# Exercise material
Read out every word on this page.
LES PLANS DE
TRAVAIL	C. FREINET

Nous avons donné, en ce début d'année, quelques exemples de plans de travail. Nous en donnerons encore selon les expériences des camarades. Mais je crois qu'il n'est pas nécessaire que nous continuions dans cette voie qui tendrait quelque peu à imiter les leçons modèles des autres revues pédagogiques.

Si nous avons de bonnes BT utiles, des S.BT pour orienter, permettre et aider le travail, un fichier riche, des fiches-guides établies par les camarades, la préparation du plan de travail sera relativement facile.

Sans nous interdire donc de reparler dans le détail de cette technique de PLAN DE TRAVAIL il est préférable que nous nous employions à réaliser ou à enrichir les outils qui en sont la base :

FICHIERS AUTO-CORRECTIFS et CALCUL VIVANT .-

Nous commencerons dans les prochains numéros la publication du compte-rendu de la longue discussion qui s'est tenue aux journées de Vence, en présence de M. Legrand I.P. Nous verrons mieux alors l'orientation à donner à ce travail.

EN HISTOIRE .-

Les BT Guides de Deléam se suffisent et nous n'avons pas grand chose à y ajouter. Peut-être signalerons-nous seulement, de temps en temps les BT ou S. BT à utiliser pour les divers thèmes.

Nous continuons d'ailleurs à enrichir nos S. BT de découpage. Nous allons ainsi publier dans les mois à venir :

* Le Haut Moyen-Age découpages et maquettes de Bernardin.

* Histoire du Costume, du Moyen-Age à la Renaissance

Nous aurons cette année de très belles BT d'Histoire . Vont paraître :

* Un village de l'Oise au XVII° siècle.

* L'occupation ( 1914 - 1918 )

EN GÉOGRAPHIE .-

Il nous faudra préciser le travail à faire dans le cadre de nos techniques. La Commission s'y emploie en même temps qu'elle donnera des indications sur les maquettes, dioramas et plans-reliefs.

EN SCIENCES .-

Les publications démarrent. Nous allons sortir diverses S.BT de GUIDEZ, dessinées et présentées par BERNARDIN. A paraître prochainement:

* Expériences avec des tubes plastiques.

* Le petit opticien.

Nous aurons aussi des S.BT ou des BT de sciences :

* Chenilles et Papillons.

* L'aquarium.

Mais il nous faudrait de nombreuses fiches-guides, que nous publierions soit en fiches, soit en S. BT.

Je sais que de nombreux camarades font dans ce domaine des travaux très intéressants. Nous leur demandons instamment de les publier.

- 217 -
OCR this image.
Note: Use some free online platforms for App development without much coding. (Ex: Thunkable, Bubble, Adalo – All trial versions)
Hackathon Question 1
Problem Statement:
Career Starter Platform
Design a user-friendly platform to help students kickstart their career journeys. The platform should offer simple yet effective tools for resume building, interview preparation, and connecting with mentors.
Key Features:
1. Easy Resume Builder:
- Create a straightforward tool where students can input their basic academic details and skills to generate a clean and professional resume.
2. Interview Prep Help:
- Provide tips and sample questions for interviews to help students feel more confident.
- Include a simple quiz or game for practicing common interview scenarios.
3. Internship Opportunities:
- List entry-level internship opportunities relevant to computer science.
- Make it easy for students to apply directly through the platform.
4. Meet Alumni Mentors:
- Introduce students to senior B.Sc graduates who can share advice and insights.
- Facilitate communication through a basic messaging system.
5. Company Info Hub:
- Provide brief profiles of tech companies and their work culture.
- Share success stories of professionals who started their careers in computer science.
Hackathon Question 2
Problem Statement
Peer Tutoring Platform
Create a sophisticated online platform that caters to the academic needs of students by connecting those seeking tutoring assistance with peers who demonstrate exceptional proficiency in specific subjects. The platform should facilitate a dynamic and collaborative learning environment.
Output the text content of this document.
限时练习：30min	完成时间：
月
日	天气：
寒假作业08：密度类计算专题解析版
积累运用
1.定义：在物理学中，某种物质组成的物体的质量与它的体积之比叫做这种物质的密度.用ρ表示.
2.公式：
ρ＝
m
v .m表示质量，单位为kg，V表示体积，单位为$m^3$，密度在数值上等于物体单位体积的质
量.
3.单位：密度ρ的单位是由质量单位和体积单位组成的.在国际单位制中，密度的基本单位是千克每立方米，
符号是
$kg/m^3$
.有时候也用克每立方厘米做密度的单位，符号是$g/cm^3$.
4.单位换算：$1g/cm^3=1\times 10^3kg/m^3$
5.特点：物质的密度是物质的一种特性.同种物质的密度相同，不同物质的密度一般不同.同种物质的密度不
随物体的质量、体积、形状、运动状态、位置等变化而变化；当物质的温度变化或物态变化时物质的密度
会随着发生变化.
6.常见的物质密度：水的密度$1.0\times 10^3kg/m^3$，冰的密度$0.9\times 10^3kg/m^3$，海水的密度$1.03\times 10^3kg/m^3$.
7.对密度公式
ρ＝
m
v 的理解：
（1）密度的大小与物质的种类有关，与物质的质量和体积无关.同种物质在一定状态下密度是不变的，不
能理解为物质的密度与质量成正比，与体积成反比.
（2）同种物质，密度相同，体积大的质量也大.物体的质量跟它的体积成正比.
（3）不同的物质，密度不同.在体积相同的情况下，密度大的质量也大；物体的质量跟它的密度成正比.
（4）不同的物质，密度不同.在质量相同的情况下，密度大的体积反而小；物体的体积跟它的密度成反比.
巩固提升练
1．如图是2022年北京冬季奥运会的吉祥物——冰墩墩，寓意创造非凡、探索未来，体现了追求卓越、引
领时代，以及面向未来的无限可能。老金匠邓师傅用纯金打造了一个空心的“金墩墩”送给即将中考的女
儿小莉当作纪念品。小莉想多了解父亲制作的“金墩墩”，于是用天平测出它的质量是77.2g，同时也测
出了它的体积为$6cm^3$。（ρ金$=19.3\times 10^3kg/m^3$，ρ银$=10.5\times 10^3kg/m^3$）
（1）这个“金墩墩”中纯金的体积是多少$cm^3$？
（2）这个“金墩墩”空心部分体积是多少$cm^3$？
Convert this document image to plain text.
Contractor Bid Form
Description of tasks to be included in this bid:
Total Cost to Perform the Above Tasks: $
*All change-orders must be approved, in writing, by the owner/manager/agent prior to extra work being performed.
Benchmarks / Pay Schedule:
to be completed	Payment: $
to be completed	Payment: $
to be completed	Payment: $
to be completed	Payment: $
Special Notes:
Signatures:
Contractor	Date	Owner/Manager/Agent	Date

# Required work
Transcribe the data above in full, exactly.

# Answer
Read out every word on this page.
LES PLANS DE
TRAVAIL	C. FREINET

Nous avons donné, en ce début d'année, quelques exemples de plans de travail. Nous en donnerons encore selon les expériences des camarades. Mais je crois qu'il n'est pas nécessaire que nous continuions dans cette voie qui tendrait quelque peu à imiter les leçons modèles des autres revues pédagogiques.

Si nous avons de bonnes BT utiles, des S.BT pour orienter, permettre et aider le travail, un fichier riche, des fiches-guides établies par les camarades, la préparation du plan de travail sera relativement facile.

Sans nous interdire donc de reparler dans le détail de cette technique de PLAN DE TRAVAIL il est préférable que nous nous employions à réaliser ou à enrichir les outils qui en sont la base :

FICHIERS AUTO-CORRECTIFS et CALCUL VIVANT .-

Nous commencerons dans les prochains numéros la publication du compte-rendu de la longue discussion qui s'est tenue aux journées de Vence, en présence de M. Legrand I.P. Nous verrons mieux alors l'orientation à donner à ce travail.

EN HISTOIRE .-

Les BT Guides de Deléam se suffisent et nous n'avons pas grand chose à y ajouter. Peut-être signalerons-nous seulement, de temps en temps les BT ou S. BT à utiliser pour les divers thèmes.

Nous continuons d'ailleurs à enrichir nos S. BT de découpage. Nous allons ainsi publier dans les mois à venir :

* Le Haut Moyen-Age découpages et maquettes de Bernardin.

* Histoire du Costume, du Moyen-Age à la Renaissance

Nous aurons cette année de très belles BT d'Histoire . Vont paraître :

* Un village de l'Oise au XVII° siècle.

* L'occupation ( 1914 - 1918 )

EN GÉOGRAPHIE .-

Il nous faudra préciser le travail à faire dans le cadre de nos techniques. La Commission s'y emploie en même temps qu'elle donnera des indications sur les maquettes, dioramas et plans-reliefs.

EN SCIENCES .-

Les publications démarrent. Nous allons sortir diverses S.BT de GUIDEZ, dessinées et présentées par BERNARDIN. A paraître prochainement:

* Expériences avec des tubes plastiques.

* Le petit opticien.

Nous aurons aussi des S.BT ou des BT de sciences :

* Chenilles et Papillons.

* L'aquarium.

Mais il nous faudrait de nombreuses fiches-guides, que nous publierions soit en fiches, soit en S. BT.

Je sais que de nombreux camarades font dans ce domaine des travaux très intéressants. Nous leur demandons instamment de les publier.

- 217 -
OCR this image.
Note: Use some free online platforms for App development without much coding. (Ex: Thunkable, Bubble, Adalo – All trial versions)
Hackathon Question 1
Problem Statement:
Career Starter Platform
Design a user-friendly platform to help students kickstart their career journeys. The platform should offer simple yet effective tools for resume building, interview preparation, and connecting with mentors.
Key Features:
1. Easy Resume Builder:
- Create a straightforward tool where students can input their basic academic details and skills to generate a clean and professional resume.
2. Interview Prep Help:
- Provide tips and sample questions for interviews to help students feel more confident.
- Include a simple quiz or game for practicing common interview scenarios.
3. Internship Opportunities:
- List entry-level internship opportunities relevant to computer science.
- Make it easy for students to apply directly through the platform.
4. Meet Alumni Mentors:
- Introduce students to senior B.Sc graduates who can share advice and insights.
- Facilitate communication through a basic messaging system.
5. Company Info Hub:
- Provide brief profiles of tech companies and their work culture.
- Share success stories of professionals who started their careers in computer science.
Hackathon Question 2
Problem Statement
Peer Tutoring Platform
Create a sophisticated online platform that caters to the academic needs of students by connecting those seeking tutoring assistance with peers who demonstrate exceptional proficiency in specific subjects. The platform should facilitate a dynamic and collaborative learning environment.
Output the text content of this document.
限时练习：30min	完成时间：
月
日	天气：
寒假作业08：密度类计算专题解析版
积累运用
1.定义：在物理学中，某种物质组成的物体的质量与它的体积之比叫做这种物质的密度.用ρ表示.
2.公式：
ρ＝
m
v .m表示质量，单位为kg，V表示体积，单位为$m^3$，密度在数值上等于物体单位体积的质
量.
3.单位：密度ρ的单位是由质量单位和体积单位组成的.在国际单位制中，密度的基本单位是千克每立方米，
符号是
$kg/m^3$
.有时候也用克每立方厘米做密度的单位，符号是$g/cm^3$.
4.单位换算：$1g/cm^3=1\times 10^3kg/m^3$
5.特点：物质的密度是物质的一种特性.同种物质的密度相同，不同物质的密度一般不同.同种物质的密度不
随物体的质量、体积、形状、运动状态、位置等变化而变化；当物质的温度变化或物态变化时物质的密度
会随着发生变化.
6.常见的物质密度：水的密度$1.0\times 10^3kg/m^3$，冰的密度$0.9\times 10^3kg/m^3$，海水的密度$1.03\times 10^3kg/m^3$.
7.对密度公式
ρ＝
m
v 的理解：
（1）密度的大小与物质的种类有关，与物质的质量和体积无关.同种物质在一定状态下密度是不变的，不
能理解为物质的密度与质量成正比，与体积成反比.
（2）同种物质，密度相同，体积大的质量也大.物体的质量跟它的体积成正比.
（3）不同的物质，密度不同.在体积相同的情况下，密度大的质量也大；物体的质量跟它的密度成正比.
（4）不同的物质，密度不同.在质量相同的情况下，密度大的体积反而小；物体的体积跟它的密度成反比.
巩固提升练
1．如图是2022年北京冬季奥运会的吉祥物——冰墩墩，寓意创造非凡、探索未来，体现了追求卓越、引
领时代，以及面向未来的无限可能。老金匠邓师傅用纯金打造了一个空心的“金墩墩”送给即将中考的女
儿小莉当作纪念品。小莉想多了解父亲制作的“金墩墩”，于是用天平测出它的质量是77.2g，同时也测
出了它的体积为$6cm^3$。（ρ金$=19.3\times 10^3kg/m^3$，ρ银$=10.5\times 10^3kg/m^3$）
（1）这个“金墩墩”中纯金的体积是多少$cm^3$？
（2）这个“金墩墩”空心部分体积是多少$cm^3$？
Convert this document image to plain text.
Contractor Bid Form
Description of tasks to be included in this bid:
Total Cost to Perform the Above Tasks: $
*All change-orders must be approved, in writing, by the owner/manager/agent prior to extra work being performed.
Benchmarks / Pay Schedule:
to be completed	Payment: $
to be completed	Payment: $
to be completed	Payment: $
to be completed	Payment: $
Special Notes:
Signatures:
Contractor	Date	Owner/Manager/Agent	Date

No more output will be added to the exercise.